(Dataset items)
______
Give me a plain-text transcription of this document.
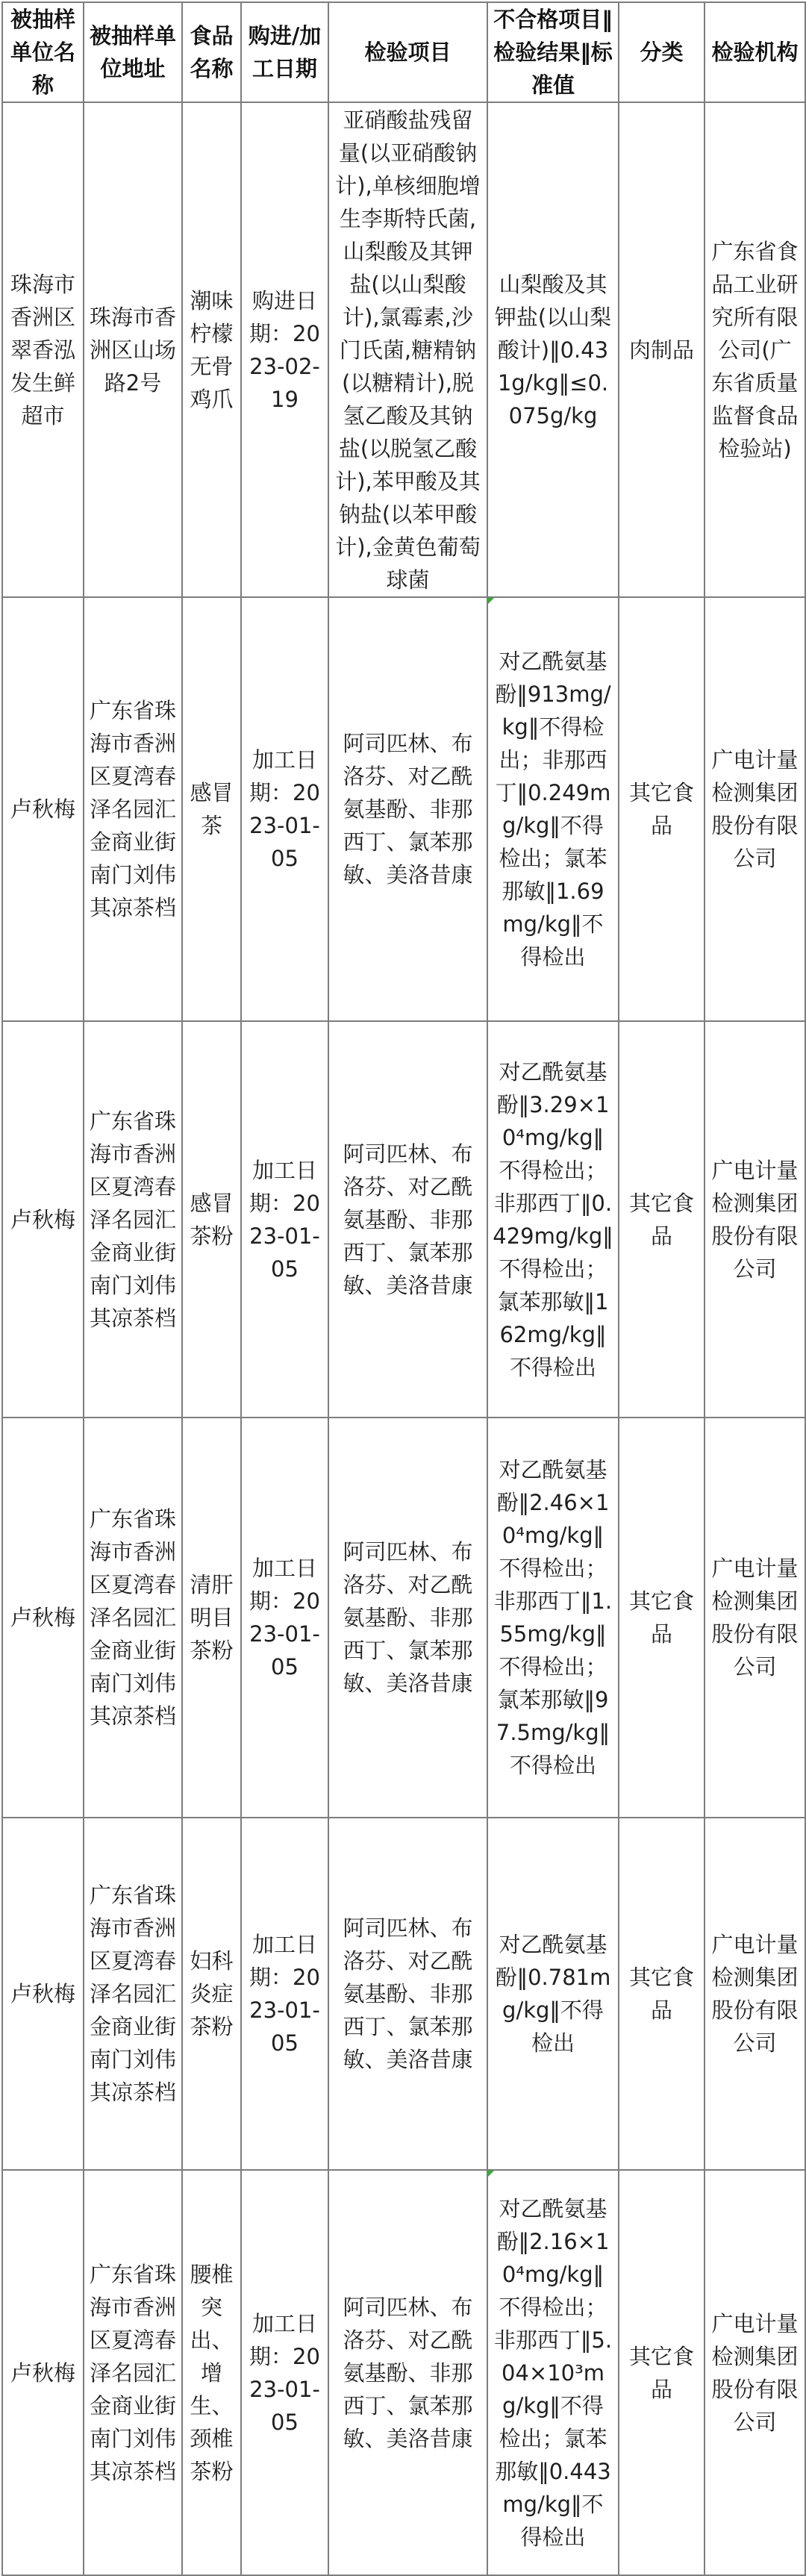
被抽样单位名称	被抽样单位地址	食品名称	购进/加工日期	检验项目	不合格项目‖检验结果‖标准值	分类	检验机构
珠海市香洲区翠香泓发生鲜超市	珠海市香洲区山场路2号	潮味柠檬无骨鸡爪	购进日期：2023-02-19	亚硝酸盐残留量(以亚硝酸钠计),单核细胞增生李斯特氏菌,山梨酸及其钾盐(以山梨酸计),氯霉素,沙门氏菌,糖精钠(以糖精计),脱氢乙酸及其钠盐(以脱氢乙酸计),苯甲酸及其钠盐(以苯甲酸计),金黄色葡萄球菌	山梨酸及其钾盐(以山梨酸计)‖0.431g/kg‖≤0.075g/kg	肉制品	广东省食品工业研究所有限公司(广东省质量监督食品检验站)
卢秋梅	广东省珠海市香洲区夏湾春泽名园汇金商业街南门刘伟其凉茶档	感冒茶	加工日期：2023-01-05	阿司匹林、布洛芬、对乙酰氨基酚、非那西丁、氯苯那敏、美洛昔康	对乙酰氨基酚‖913mg/kg‖不得检出；非那西丁‖0.249mg/kg‖不得检出；氯苯那敏‖1.69mg/kg‖不得检出	其它食品	广电计量检测集团股份有限公司
卢秋梅	广东省珠海市香洲区夏湾春泽名园汇金商业街南门刘伟其凉茶档	感冒茶粉	加工日期：2023-01-05	阿司匹林、布洛芬、对乙酰氨基酚、非那西丁、氯苯那敏、美洛昔康	对乙酰氨基酚‖3.29×10⁴mg/kg‖不得检出；非那西丁‖0.429mg/kg‖不得检出；氯苯那敏‖162mg/kg‖不得检出	其它食品	广电计量检测集团股份有限公司
卢秋梅	广东省珠海市香洲区夏湾春泽名园汇金商业街南门刘伟其凉茶档	清肝明目茶粉	加工日期：2023-01-05	阿司匹林、布洛芬、对乙酰氨基酚、非那西丁、氯苯那敏、美洛昔康	对乙酰氨基酚‖2.46×10⁴mg/kg‖不得检出；非那西丁‖1.55mg/kg‖不得检出；氯苯那敏‖97.5mg/kg‖不得检出	其它食品	广电计量检测集团股份有限公司
卢秋梅	广东省珠海市香洲区夏湾春泽名园汇金商业街南门刘伟其凉茶档	妇科炎症茶粉	加工日期：2023-01-05	阿司匹林、布洛芬、对乙酰氨基酚、非那西丁、氯苯那敏、美洛昔康	对乙酰氨基酚‖0.781mg/kg‖不得检出	其它食品	广电计量检测集团股份有限公司
卢秋梅	广东省珠海市香洲区夏湾春泽名园汇金商业街南门刘伟其凉茶档	腰椎突出、增生、颈椎茶粉	加工日期：2023-01-05	阿司匹林、布洛芬、对乙酰氨基酚、非那西丁、氯苯那敏、美洛昔康	对乙酰氨基酚‖2.16×10⁴mg/kg‖不得检出；非那西丁‖5.04×10³mg/kg‖不得检出；氯苯那敏‖0.443mg/kg‖不得检出	其它食品	广电计量检测集团股份有限公司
______
EXERCISE INSTRUCTIONS. With the pictures left out, transcribe the material exactly.

ANSWER IN FULL.
Give me a plain-text transcription of this document.
被抽样单位名称	被抽样单位地址	食品名称	购进/加工日期	检验项目	不合格项目‖检验结果‖标准值	分类	检验机构
珠海市香洲区翠香泓发生鲜超市	珠海市香洲区山场路2号	潮味柠檬无骨鸡爪	购进日期：2023-02-19	亚硝酸盐残留量(以亚硝酸钠计),单核细胞增生李斯特氏菌,山梨酸及其钾盐(以山梨酸计),氯霉素,沙门氏菌,糖精钠(以糖精计),脱氢乙酸及其钠盐(以脱氢乙酸计),苯甲酸及其钠盐(以苯甲酸计),金黄色葡萄球菌	山梨酸及其钾盐(以山梨酸计)‖0.431g/kg‖≤0.075g/kg	肉制品	广东省食品工业研究所有限公司(广东省质量监督食品检验站)
卢秋梅	广东省珠海市香洲区夏湾春泽名园汇金商业街南门刘伟其凉茶档	感冒茶	加工日期：2023-01-05	阿司匹林、布洛芬、对乙酰氨基酚、非那西丁、氯苯那敏、美洛昔康	对乙酰氨基酚‖913mg/kg‖不得检出；非那西丁‖0.249mg/kg‖不得检出；氯苯那敏‖1.69mg/kg‖不得检出	其它食品	广电计量检测集团股份有限公司
卢秋梅	广东省珠海市香洲区夏湾春泽名园汇金商业街南门刘伟其凉茶档	感冒茶粉	加工日期：2023-01-05	阿司匹林、布洛芬、对乙酰氨基酚、非那西丁、氯苯那敏、美洛昔康	对乙酰氨基酚‖3.29×10⁴mg/kg‖不得检出；非那西丁‖0.429mg/kg‖不得检出；氯苯那敏‖162mg/kg‖不得检出	其它食品	广电计量检测集团股份有限公司
卢秋梅	广东省珠海市香洲区夏湾春泽名园汇金商业街南门刘伟其凉茶档	清肝明目茶粉	加工日期：2023-01-05	阿司匹林、布洛芬、对乙酰氨基酚、非那西丁、氯苯那敏、美洛昔康	对乙酰氨基酚‖2.46×10⁴mg/kg‖不得检出；非那西丁‖1.55mg/kg‖不得检出；氯苯那敏‖97.5mg/kg‖不得检出	其它食品	广电计量检测集团股份有限公司
卢秋梅	广东省珠海市香洲区夏湾春泽名园汇金商业街南门刘伟其凉茶档	妇科炎症茶粉	加工日期：2023-01-05	阿司匹林、布洛芬、对乙酰氨基酚、非那西丁、氯苯那敏、美洛昔康	对乙酰氨基酚‖0.781mg/kg‖不得检出	其它食品	广电计量检测集团股份有限公司
卢秋梅	广东省珠海市香洲区夏湾春泽名园汇金商业街南门刘伟其凉茶档	腰椎突出、增生、颈椎茶粉	加工日期：2023-01-05	阿司匹林、布洛芬、对乙酰氨基酚、非那西丁、氯苯那敏、美洛昔康	对乙酰氨基酚‖2.16×10⁴mg/kg‖不得检出；非那西丁‖5.04×10³mg/kg‖不得检出；氯苯那敏‖0.443mg/kg‖不得检出	其它食品	广电计量检测集团股份有限公司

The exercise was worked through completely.